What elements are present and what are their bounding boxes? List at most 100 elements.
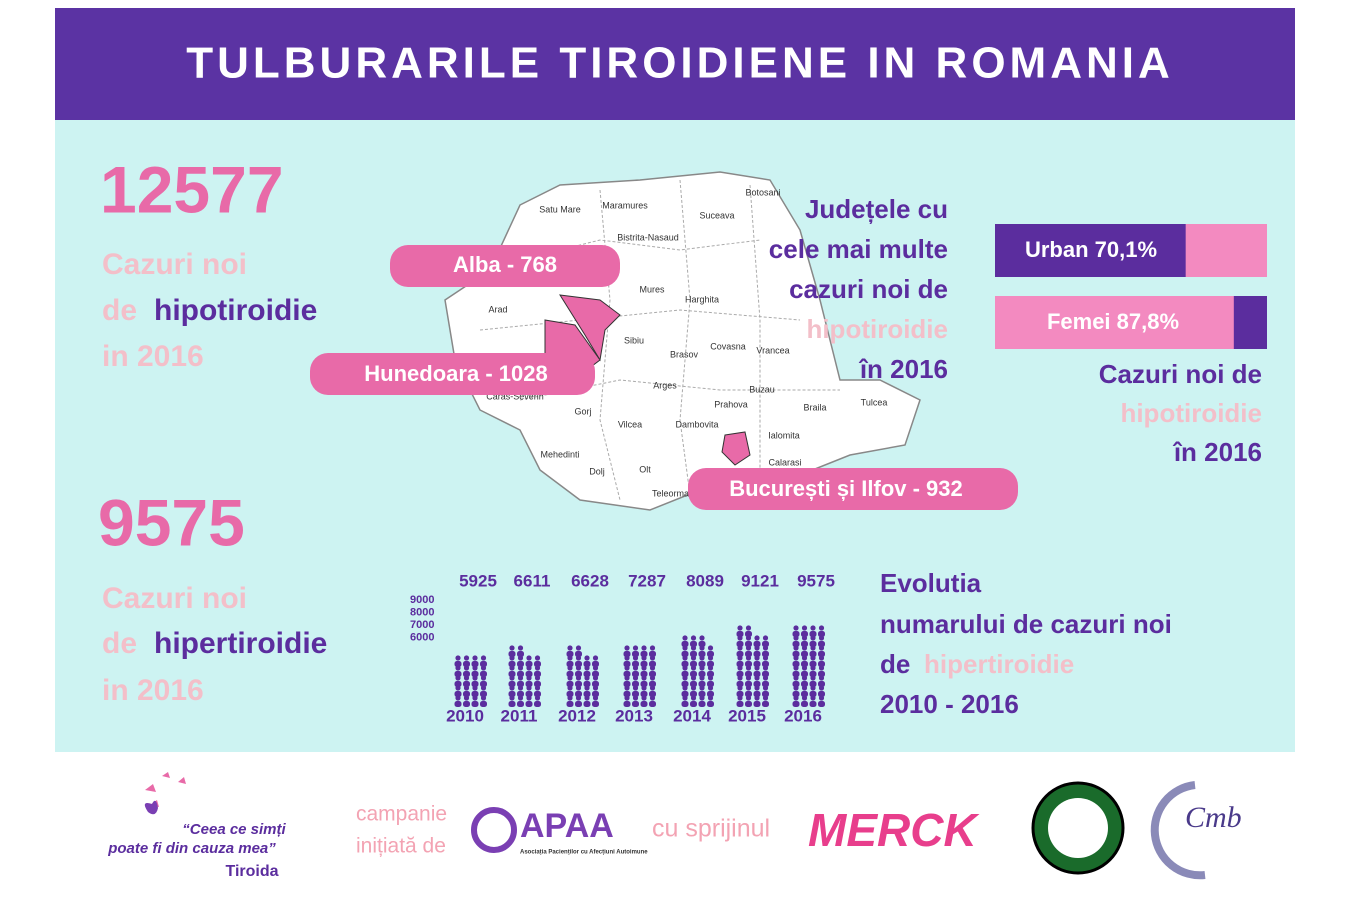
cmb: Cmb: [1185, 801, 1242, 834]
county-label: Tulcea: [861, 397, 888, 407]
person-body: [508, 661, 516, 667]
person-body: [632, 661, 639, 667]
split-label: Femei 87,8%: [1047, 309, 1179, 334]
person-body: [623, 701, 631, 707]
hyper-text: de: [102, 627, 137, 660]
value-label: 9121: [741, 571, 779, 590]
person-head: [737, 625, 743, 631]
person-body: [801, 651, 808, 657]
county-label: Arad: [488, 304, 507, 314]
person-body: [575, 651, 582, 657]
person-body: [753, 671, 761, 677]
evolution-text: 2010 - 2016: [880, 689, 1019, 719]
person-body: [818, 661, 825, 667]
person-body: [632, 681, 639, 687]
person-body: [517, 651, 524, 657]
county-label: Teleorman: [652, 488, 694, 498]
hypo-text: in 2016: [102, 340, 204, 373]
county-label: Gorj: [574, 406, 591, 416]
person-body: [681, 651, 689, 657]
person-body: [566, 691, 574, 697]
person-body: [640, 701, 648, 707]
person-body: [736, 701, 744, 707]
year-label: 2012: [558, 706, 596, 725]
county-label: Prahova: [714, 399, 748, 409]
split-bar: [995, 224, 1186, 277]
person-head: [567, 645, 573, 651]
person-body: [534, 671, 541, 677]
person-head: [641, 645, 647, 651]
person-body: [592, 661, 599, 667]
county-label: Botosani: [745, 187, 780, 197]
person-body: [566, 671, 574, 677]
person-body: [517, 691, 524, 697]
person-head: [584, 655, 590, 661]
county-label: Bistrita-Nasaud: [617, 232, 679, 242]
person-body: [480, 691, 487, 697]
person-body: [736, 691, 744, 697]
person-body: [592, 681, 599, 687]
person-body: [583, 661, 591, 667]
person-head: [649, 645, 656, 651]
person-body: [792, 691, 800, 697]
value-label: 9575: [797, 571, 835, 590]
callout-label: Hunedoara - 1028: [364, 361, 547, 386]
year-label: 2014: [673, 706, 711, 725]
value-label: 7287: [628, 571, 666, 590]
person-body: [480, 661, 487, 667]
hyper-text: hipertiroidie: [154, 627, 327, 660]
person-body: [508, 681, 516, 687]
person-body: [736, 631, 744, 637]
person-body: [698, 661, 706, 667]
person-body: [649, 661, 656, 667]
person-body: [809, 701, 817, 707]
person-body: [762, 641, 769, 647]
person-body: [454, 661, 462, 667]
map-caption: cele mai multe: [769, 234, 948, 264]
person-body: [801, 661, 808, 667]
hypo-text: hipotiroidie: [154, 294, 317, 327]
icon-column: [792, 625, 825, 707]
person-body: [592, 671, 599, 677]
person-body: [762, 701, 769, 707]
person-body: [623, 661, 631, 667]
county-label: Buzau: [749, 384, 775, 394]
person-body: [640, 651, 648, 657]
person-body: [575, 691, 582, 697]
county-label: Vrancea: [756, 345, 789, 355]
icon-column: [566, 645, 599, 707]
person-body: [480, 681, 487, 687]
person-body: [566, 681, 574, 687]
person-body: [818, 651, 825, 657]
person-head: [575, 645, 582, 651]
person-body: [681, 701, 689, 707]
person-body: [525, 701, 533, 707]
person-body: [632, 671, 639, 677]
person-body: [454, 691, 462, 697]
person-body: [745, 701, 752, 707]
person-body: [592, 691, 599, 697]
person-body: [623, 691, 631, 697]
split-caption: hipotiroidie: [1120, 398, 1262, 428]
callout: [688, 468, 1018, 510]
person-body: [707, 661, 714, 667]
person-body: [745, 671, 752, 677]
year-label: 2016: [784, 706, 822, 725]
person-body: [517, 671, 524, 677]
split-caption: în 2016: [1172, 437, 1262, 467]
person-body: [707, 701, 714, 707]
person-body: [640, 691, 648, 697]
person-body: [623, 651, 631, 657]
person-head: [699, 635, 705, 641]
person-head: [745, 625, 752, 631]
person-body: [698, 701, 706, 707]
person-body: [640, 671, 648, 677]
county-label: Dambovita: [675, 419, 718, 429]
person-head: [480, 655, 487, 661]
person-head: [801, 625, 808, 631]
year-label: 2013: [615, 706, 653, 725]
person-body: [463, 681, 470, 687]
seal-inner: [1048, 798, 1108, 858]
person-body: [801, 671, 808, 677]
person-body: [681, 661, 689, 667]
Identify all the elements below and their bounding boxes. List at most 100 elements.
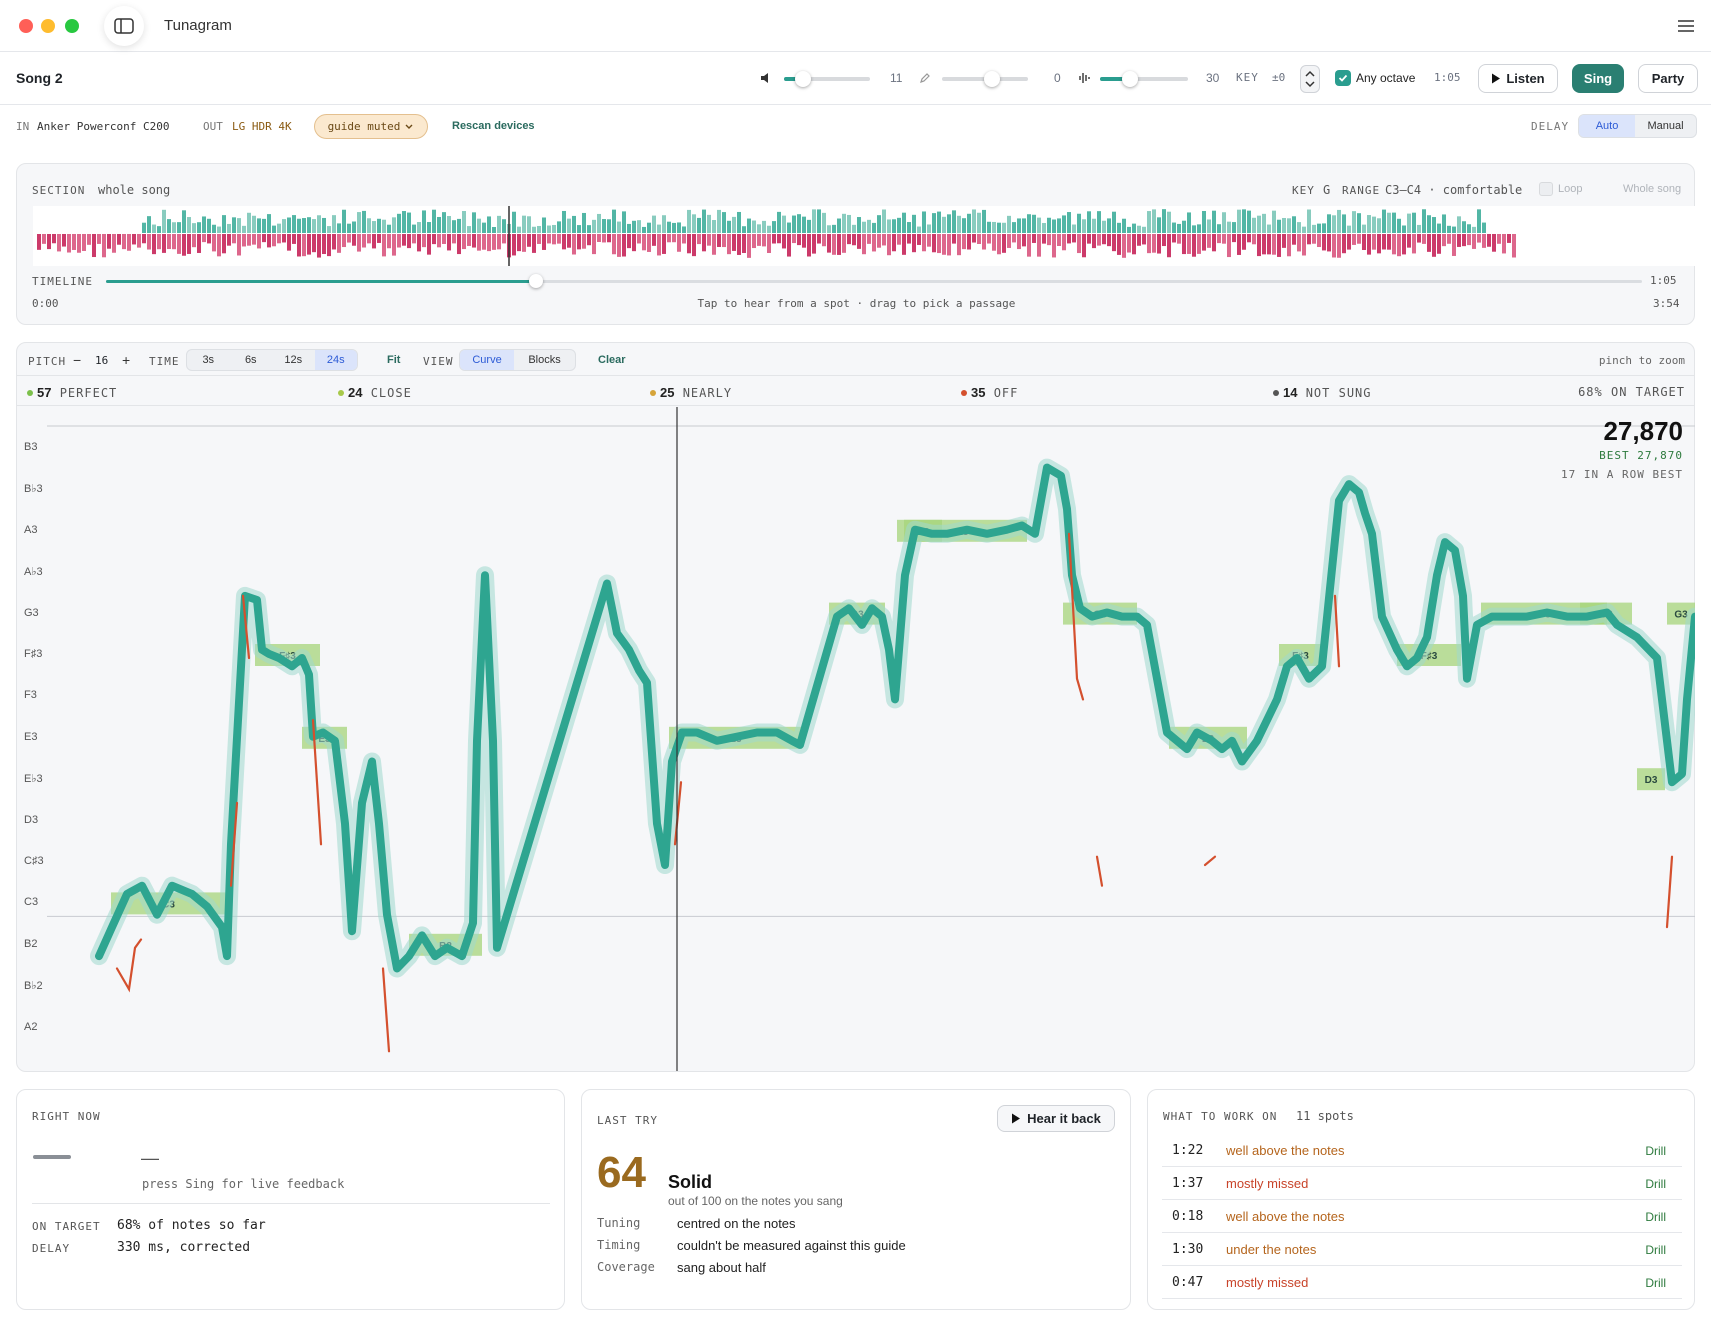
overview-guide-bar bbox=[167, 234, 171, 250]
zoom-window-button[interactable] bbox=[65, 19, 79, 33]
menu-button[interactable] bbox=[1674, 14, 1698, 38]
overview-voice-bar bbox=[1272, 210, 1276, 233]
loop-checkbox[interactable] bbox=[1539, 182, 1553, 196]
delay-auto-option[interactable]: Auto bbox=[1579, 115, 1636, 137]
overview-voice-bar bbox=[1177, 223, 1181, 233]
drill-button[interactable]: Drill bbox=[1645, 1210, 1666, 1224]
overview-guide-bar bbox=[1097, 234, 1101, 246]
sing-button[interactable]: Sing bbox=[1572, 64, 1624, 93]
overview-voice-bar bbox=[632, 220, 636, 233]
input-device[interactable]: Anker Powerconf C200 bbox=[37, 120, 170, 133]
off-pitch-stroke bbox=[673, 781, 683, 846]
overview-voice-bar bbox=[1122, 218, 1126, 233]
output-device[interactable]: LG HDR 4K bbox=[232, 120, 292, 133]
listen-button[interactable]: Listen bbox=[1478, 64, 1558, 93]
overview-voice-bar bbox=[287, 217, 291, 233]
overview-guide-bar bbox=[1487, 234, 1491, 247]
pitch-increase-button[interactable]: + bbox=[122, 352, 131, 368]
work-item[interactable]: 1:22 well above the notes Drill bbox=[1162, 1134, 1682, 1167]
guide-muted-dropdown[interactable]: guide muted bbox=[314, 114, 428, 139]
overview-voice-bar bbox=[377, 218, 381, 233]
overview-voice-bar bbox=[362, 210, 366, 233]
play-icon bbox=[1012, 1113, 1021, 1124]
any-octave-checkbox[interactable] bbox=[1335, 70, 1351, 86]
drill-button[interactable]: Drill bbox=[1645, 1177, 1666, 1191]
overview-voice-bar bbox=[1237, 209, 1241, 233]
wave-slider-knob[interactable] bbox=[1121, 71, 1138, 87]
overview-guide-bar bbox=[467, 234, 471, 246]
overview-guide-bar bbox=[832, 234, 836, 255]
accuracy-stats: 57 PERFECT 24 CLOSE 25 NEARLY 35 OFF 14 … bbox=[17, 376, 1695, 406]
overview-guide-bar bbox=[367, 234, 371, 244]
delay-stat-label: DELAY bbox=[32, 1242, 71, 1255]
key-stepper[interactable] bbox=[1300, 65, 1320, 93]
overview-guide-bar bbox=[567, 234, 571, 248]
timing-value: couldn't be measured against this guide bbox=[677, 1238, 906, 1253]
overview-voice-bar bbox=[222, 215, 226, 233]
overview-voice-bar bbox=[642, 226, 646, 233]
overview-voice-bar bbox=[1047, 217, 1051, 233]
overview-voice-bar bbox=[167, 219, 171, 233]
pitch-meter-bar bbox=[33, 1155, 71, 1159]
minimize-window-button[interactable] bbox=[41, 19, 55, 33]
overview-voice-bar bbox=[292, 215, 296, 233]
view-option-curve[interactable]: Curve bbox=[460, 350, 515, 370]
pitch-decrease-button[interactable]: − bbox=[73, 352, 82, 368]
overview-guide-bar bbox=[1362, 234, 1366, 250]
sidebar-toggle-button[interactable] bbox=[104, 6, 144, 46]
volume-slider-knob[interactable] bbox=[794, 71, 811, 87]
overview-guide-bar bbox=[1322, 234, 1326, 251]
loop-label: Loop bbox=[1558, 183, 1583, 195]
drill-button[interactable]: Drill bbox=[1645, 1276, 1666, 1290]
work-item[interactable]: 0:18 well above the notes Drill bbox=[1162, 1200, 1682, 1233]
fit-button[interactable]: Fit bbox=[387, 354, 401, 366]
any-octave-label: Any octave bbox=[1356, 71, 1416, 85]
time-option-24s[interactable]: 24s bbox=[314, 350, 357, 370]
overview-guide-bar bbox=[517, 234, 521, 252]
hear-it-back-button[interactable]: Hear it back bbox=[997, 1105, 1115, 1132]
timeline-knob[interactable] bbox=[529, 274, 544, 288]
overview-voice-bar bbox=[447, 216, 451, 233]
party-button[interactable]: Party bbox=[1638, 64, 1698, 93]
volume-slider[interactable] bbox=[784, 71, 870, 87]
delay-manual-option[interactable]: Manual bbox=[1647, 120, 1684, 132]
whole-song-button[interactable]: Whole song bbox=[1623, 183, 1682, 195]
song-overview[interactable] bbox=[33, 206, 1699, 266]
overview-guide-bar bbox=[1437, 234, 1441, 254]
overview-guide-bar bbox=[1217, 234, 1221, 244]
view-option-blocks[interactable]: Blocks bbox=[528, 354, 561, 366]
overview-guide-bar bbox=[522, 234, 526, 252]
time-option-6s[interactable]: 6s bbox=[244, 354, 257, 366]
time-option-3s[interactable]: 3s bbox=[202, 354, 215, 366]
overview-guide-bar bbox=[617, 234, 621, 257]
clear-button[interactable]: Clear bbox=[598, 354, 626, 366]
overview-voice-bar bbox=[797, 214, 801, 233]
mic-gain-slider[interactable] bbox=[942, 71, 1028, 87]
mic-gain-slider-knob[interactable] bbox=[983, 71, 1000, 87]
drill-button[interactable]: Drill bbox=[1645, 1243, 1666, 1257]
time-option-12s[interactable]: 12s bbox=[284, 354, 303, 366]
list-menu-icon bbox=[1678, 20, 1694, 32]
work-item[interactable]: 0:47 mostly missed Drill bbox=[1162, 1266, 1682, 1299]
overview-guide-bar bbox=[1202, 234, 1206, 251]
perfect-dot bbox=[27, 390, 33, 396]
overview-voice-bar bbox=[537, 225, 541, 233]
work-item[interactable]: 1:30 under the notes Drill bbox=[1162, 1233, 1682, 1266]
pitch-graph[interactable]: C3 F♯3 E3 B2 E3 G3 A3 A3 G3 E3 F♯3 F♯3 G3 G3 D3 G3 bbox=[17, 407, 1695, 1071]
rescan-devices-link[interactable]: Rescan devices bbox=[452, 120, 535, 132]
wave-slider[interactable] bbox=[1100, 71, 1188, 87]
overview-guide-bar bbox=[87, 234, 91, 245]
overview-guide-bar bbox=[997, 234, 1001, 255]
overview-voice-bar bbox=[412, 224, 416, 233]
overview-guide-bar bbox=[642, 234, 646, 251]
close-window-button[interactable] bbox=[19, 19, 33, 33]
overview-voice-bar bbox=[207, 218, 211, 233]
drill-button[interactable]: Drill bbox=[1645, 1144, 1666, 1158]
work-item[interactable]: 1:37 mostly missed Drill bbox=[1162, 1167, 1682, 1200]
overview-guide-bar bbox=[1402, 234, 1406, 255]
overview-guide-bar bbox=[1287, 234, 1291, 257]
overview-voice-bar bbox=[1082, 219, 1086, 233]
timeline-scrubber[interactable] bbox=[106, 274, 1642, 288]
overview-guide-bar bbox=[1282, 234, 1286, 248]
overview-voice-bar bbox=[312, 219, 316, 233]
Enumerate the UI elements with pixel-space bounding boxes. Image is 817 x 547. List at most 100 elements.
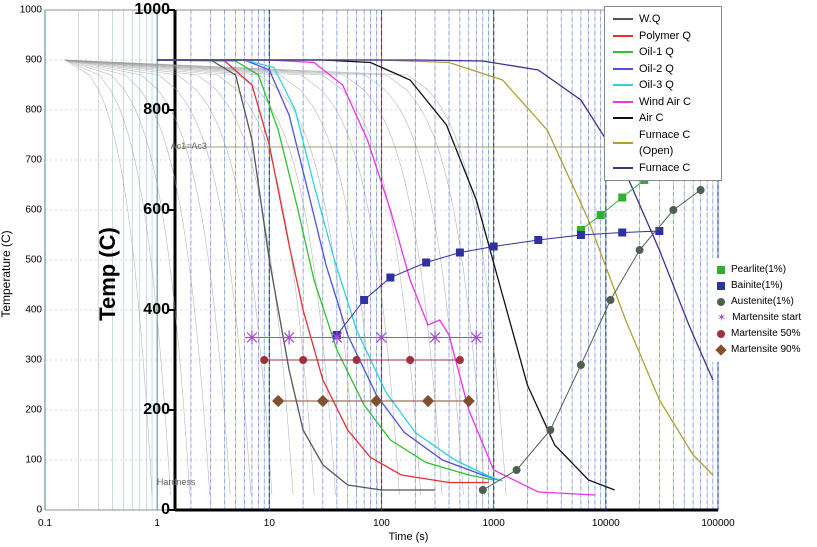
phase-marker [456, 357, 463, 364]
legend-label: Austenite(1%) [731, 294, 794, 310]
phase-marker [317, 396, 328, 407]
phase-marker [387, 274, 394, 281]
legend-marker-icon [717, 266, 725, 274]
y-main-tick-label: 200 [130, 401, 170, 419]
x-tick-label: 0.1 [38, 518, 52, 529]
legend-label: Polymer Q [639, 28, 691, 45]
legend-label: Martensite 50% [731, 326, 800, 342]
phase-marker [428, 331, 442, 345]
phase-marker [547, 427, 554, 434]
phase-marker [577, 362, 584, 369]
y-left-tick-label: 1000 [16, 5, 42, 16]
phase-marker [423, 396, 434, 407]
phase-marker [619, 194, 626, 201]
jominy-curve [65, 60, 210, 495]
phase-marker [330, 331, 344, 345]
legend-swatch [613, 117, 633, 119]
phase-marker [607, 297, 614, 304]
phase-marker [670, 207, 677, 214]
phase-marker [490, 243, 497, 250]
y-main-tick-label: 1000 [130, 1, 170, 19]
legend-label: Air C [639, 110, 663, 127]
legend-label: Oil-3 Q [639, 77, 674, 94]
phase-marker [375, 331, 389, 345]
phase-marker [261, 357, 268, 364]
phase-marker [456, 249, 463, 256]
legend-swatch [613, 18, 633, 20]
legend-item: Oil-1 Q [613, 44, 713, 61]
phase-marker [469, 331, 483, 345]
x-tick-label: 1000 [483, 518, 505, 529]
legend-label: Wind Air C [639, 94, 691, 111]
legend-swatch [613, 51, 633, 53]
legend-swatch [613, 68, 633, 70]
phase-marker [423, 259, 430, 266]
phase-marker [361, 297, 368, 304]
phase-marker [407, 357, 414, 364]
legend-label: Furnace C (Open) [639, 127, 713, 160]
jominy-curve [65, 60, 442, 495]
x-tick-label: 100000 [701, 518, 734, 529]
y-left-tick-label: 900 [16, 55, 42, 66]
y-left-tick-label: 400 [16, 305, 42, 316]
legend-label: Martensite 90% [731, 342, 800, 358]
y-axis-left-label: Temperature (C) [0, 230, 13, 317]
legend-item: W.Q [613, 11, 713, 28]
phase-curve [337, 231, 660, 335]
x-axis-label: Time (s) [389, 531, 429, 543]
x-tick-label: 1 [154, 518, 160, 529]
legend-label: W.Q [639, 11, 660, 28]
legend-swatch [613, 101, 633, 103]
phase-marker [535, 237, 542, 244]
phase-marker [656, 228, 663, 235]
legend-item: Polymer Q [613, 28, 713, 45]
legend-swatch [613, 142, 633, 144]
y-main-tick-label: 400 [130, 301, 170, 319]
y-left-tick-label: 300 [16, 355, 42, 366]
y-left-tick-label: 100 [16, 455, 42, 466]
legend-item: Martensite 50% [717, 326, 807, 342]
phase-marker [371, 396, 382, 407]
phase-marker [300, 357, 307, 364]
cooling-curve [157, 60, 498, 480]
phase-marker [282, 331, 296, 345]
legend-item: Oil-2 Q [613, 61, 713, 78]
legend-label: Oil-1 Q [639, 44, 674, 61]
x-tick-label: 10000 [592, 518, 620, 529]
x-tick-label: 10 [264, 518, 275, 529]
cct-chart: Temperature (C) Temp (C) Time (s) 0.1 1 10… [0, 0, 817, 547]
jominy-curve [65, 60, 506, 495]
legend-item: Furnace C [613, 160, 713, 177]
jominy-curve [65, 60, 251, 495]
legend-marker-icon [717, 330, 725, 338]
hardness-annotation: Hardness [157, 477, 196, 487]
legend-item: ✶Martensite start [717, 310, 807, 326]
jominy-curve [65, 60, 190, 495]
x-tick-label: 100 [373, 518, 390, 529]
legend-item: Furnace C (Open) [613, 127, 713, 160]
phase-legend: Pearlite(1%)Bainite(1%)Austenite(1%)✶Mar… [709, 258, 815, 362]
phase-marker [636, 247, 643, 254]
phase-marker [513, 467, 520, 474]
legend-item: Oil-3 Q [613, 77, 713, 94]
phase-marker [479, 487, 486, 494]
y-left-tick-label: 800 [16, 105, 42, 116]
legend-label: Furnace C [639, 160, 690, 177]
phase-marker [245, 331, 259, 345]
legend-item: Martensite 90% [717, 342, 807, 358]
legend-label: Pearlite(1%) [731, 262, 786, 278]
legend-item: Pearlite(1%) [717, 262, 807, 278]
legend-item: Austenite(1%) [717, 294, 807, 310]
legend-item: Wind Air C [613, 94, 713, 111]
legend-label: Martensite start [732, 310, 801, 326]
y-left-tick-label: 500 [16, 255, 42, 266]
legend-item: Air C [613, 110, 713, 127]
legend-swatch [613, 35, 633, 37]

TASK OBJECTIVE — Print the lines of the material starting with the line that contains "cmb: Cmb: [1185, 801, 1242, 834]" and ending with the line that contains "county-label: Prahova: [714, 399, 748, 409]", reproducing them precisely, both ends included.

SOLVED PROBLEM —
cmb: Cmb: [1185, 801, 1242, 834]
county-label: Tulcea: [861, 397, 888, 407]
person-body: [508, 661, 516, 667]
person-body: [632, 661, 639, 667]
split-label: Femei 87,8%: [1047, 309, 1179, 334]
person-body: [623, 701, 631, 707]
hyper-text: de: [102, 627, 137, 660]
value-label: 9121: [741, 571, 779, 590]
person-head: [737, 625, 743, 631]
person-body: [801, 651, 808, 657]
county-label: Arad: [488, 304, 507, 314]
person-body: [575, 651, 582, 657]
person-body: [753, 671, 761, 677]
evolution-text: 2010 - 2016: [880, 689, 1019, 719]
person-body: [818, 661, 825, 667]
person-body: [632, 681, 639, 687]
person-body: [517, 651, 524, 657]
county-label: Teleorman: [652, 488, 694, 498]
hypo-text: in 2016: [102, 340, 204, 373]
county-label: Gorj: [574, 406, 591, 416]
person-body: [681, 651, 689, 657]
person-body: [566, 691, 574, 697]
person-body: [640, 701, 648, 707]
person-body: [736, 701, 744, 707]
year-label: 2012: [558, 706, 596, 725]
county-label: Prahova: [714, 399, 748, 409]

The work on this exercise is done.